=== The input ===
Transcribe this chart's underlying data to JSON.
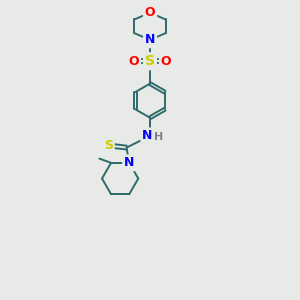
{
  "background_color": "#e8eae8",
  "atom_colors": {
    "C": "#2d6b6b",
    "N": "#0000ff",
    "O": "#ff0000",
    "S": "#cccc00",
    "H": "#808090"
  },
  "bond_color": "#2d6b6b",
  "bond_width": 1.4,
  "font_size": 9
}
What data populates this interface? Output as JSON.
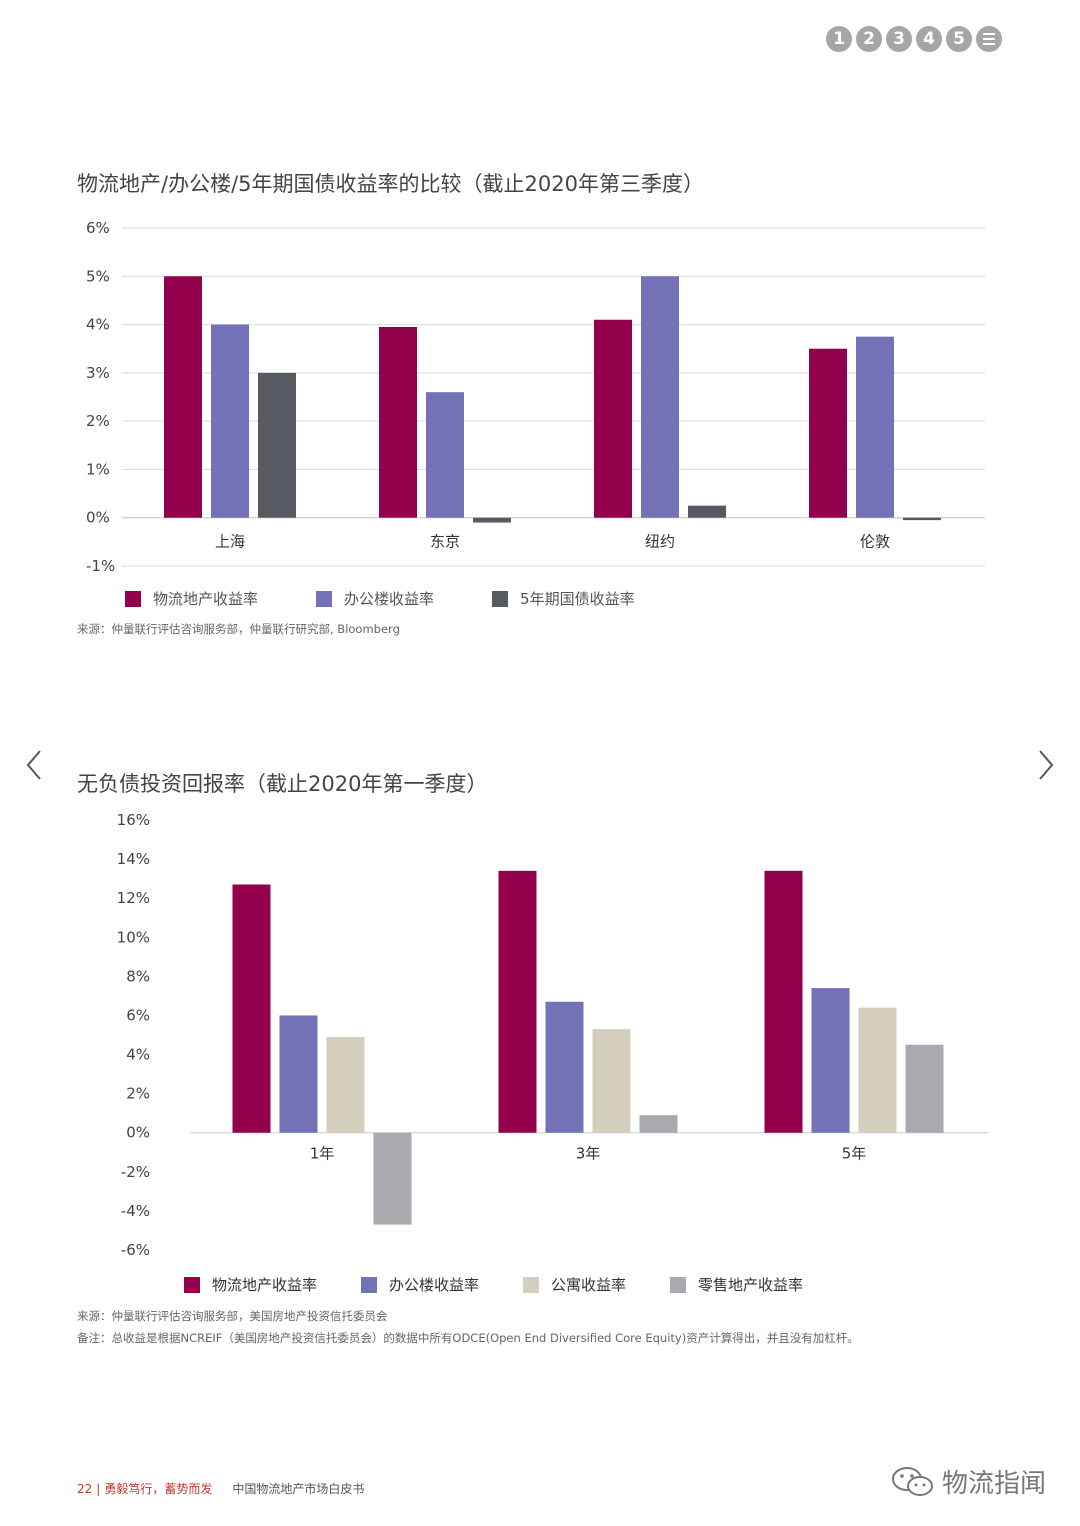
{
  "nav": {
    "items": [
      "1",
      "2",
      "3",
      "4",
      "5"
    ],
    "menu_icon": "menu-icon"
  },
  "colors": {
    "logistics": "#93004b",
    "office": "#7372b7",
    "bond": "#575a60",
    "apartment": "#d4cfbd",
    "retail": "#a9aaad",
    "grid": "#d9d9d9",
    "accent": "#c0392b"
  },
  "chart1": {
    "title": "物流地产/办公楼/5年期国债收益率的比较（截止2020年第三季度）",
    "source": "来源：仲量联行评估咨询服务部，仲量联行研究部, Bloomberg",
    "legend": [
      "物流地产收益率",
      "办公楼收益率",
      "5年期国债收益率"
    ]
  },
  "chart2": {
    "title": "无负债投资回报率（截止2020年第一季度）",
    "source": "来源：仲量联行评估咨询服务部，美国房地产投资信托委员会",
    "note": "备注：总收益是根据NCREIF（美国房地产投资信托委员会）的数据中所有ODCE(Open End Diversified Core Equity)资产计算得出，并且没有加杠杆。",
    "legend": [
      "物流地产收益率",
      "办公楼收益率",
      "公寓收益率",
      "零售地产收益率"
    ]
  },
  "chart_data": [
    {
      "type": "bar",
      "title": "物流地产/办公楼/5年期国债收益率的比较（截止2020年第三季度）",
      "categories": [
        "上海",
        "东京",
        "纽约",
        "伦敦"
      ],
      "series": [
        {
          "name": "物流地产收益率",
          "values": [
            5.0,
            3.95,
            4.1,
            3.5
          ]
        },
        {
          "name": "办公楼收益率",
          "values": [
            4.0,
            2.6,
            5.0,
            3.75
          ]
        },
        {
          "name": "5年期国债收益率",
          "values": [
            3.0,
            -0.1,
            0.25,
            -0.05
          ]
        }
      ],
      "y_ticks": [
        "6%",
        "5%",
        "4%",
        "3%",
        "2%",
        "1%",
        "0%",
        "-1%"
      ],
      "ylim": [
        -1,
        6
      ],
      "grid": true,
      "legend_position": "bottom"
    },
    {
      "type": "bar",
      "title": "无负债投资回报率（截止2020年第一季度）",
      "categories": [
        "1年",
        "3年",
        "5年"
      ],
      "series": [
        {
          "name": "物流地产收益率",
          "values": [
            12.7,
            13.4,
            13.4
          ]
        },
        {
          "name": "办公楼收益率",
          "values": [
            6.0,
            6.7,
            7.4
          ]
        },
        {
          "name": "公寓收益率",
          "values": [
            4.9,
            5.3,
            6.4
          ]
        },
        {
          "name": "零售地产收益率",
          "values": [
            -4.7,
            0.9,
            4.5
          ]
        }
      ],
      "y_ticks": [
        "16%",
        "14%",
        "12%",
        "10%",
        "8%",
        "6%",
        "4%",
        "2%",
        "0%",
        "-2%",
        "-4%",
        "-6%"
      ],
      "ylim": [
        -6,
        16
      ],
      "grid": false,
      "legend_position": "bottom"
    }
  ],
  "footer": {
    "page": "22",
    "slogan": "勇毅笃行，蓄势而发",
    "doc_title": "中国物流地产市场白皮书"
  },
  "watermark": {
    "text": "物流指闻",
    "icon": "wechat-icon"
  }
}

=== Objective ===
Return each line among the entries that holds the word "无负债投资回报率".

=== Answer for this exercise ===
    "title": "无负债投资回报率（截止2020年第一季度）",
      "title": "无负债投资回报率（截止2020年第一季度）",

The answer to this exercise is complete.